Below are some entries. Output each one exactly as it appears.

## STORED RECORDS
↓

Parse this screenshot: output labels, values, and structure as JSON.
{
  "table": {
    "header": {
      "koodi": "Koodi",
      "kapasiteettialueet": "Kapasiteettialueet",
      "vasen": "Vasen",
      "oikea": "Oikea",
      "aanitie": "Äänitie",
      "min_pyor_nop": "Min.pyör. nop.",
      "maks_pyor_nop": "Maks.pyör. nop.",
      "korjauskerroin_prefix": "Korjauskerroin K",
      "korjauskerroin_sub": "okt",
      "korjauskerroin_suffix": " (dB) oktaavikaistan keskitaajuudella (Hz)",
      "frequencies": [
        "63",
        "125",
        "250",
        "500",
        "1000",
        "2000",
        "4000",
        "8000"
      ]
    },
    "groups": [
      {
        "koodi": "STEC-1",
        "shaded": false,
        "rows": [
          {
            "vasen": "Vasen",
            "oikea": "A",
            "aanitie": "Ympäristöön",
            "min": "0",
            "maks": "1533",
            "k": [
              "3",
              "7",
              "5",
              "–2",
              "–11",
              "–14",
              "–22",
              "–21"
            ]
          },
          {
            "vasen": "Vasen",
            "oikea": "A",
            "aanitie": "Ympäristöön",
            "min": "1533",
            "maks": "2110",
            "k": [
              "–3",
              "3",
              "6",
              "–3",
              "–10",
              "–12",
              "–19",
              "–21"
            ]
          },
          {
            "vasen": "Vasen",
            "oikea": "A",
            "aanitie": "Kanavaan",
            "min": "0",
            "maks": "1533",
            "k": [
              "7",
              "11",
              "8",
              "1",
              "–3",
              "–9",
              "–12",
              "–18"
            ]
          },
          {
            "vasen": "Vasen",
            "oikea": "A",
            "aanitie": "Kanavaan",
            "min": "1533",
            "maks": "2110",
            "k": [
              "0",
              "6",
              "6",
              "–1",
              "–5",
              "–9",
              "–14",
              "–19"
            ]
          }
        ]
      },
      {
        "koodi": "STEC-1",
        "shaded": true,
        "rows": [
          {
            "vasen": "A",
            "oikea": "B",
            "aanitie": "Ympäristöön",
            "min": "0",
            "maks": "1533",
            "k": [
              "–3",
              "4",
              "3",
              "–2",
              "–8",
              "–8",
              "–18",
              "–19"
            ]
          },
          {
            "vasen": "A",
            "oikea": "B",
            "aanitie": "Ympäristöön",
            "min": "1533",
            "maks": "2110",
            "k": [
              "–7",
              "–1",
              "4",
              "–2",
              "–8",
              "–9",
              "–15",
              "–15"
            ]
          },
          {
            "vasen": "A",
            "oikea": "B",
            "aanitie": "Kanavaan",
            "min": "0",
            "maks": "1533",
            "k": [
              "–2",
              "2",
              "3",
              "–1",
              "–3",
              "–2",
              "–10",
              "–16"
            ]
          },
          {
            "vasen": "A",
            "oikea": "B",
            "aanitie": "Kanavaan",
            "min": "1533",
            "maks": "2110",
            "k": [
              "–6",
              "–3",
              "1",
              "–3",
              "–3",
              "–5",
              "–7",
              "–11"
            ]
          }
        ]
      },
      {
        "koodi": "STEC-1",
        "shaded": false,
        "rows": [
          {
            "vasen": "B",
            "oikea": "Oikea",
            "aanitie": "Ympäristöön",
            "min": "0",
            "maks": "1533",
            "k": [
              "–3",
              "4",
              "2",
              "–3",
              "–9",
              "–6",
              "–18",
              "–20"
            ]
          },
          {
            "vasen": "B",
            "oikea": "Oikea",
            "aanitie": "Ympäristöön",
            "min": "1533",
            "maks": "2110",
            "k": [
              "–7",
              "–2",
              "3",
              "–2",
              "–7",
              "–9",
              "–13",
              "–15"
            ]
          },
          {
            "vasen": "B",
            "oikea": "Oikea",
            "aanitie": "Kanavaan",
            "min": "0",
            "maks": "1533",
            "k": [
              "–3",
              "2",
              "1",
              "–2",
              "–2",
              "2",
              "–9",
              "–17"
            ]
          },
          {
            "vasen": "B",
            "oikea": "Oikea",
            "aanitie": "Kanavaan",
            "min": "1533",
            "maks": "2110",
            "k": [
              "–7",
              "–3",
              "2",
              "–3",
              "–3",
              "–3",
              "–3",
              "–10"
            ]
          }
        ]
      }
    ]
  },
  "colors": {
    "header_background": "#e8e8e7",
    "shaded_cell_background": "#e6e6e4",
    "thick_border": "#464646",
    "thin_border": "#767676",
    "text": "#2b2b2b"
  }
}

↑

## COMPLETED TASK
Parse this screenshot: output labels, values, and structure as JSON.
{
  "table": {
    "header": {
      "koodi": "Koodi",
      "kapasiteettialueet": "Kapasiteettialueet",
      "vasen": "Vasen",
      "oikea": "Oikea",
      "aanitie": "Äänitie",
      "min_pyor_nop": "Min.pyör. nop.",
      "maks_pyor_nop": "Maks.pyör. nop.",
      "korjauskerroin_prefix": "Korjauskerroin K",
      "korjauskerroin_sub": "okt",
      "korjauskerroin_suffix": " (dB) oktaavikaistan keskitaajuudella (Hz)",
      "frequencies": [
        "63",
        "125",
        "250",
        "500",
        "1000",
        "2000",
        "4000",
        "8000"
      ]
    },
    "groups": [
      {
        "koodi": "STEC-1",
        "shaded": false,
        "rows": [
          {
            "vasen": "Vasen",
            "oikea": "A",
            "aanitie": "Ympäristöön",
            "min": "0",
            "maks": "1533",
            "k": [
              "3",
              "7",
              "5",
              "–2",
              "–11",
              "–14",
              "–22",
              "–21"
            ]
          },
          {
            "vasen": "Vasen",
            "oikea": "A",
            "aanitie": "Ympäristöön",
            "min": "1533",
            "maks": "2110",
            "k": [
              "–3",
              "3",
              "6",
              "–3",
              "–10",
              "–12",
              "–19",
              "–21"
            ]
          },
          {
            "vasen": "Vasen",
            "oikea": "A",
            "aanitie": "Kanavaan",
            "min": "0",
            "maks": "1533",
            "k": [
              "7",
              "11",
              "8",
              "1",
              "–3",
              "–9",
              "–12",
              "–18"
            ]
          },
          {
            "vasen": "Vasen",
            "oikea": "A",
            "aanitie": "Kanavaan",
            "min": "1533",
            "maks": "2110",
            "k": [
              "0",
              "6",
              "6",
              "–1",
              "–5",
              "–9",
              "–14",
              "–19"
            ]
          }
        ]
      },
      {
        "koodi": "STEC-1",
        "shaded": true,
        "rows": [
          {
            "vasen": "A",
            "oikea": "B",
            "aanitie": "Ympäristöön",
            "min": "0",
            "maks": "1533",
            "k": [
              "–3",
              "4",
              "3",
              "–2",
              "–8",
              "–8",
              "–18",
              "–19"
            ]
          },
          {
            "vasen": "A",
            "oikea": "B",
            "aanitie": "Ympäristöön",
            "min": "1533",
            "maks": "2110",
            "k": [
              "–7",
              "–1",
              "4",
              "–2",
              "–8",
              "–9",
              "–15",
              "–15"
            ]
          },
          {
            "vasen": "A",
            "oikea": "B",
            "aanitie": "Kanavaan",
            "min": "0",
            "maks": "1533",
            "k": [
              "–2",
              "2",
              "3",
              "–1",
              "–3",
              "–2",
              "–10",
              "–16"
            ]
          },
          {
            "vasen": "A",
            "oikea": "B",
            "aanitie": "Kanavaan",
            "min": "1533",
            "maks": "2110",
            "k": [
              "–6",
              "–3",
              "1",
              "–3",
              "–3",
              "–5",
              "–7",
              "–11"
            ]
          }
        ]
      },
      {
        "koodi": "STEC-1",
        "shaded": false,
        "rows": [
          {
            "vasen": "B",
            "oikea": "Oikea",
            "aanitie": "Ympäristöön",
            "min": "0",
            "maks": "1533",
            "k": [
              "–3",
              "4",
              "2",
              "–3",
              "–9",
              "–6",
              "–18",
              "–20"
            ]
          },
          {
            "vasen": "B",
            "oikea": "Oikea",
            "aanitie": "Ympäristöön",
            "min": "1533",
            "maks": "2110",
            "k": [
              "–7",
              "–2",
              "3",
              "–2",
              "–7",
              "–9",
              "–13",
              "–15"
            ]
          },
          {
            "vasen": "B",
            "oikea": "Oikea",
            "aanitie": "Kanavaan",
            "min": "0",
            "maks": "1533",
            "k": [
              "–3",
              "2",
              "1",
              "–2",
              "–2",
              "2",
              "–9",
              "–17"
            ]
          },
          {
            "vasen": "B",
            "oikea": "Oikea",
            "aanitie": "Kanavaan",
            "min": "1533",
            "maks": "2110",
            "k": [
              "–7",
              "–3",
              "2",
              "–3",
              "–3",
              "–3",
              "–3",
              "–10"
            ]
          }
        ]
      }
    ]
  },
  "colors": {
    "header_background": "#e8e8e7",
    "shaded_cell_background": "#e6e6e4",
    "thick_border": "#464646",
    "thin_border": "#767676",
    "text": "#2b2b2b"
  }
}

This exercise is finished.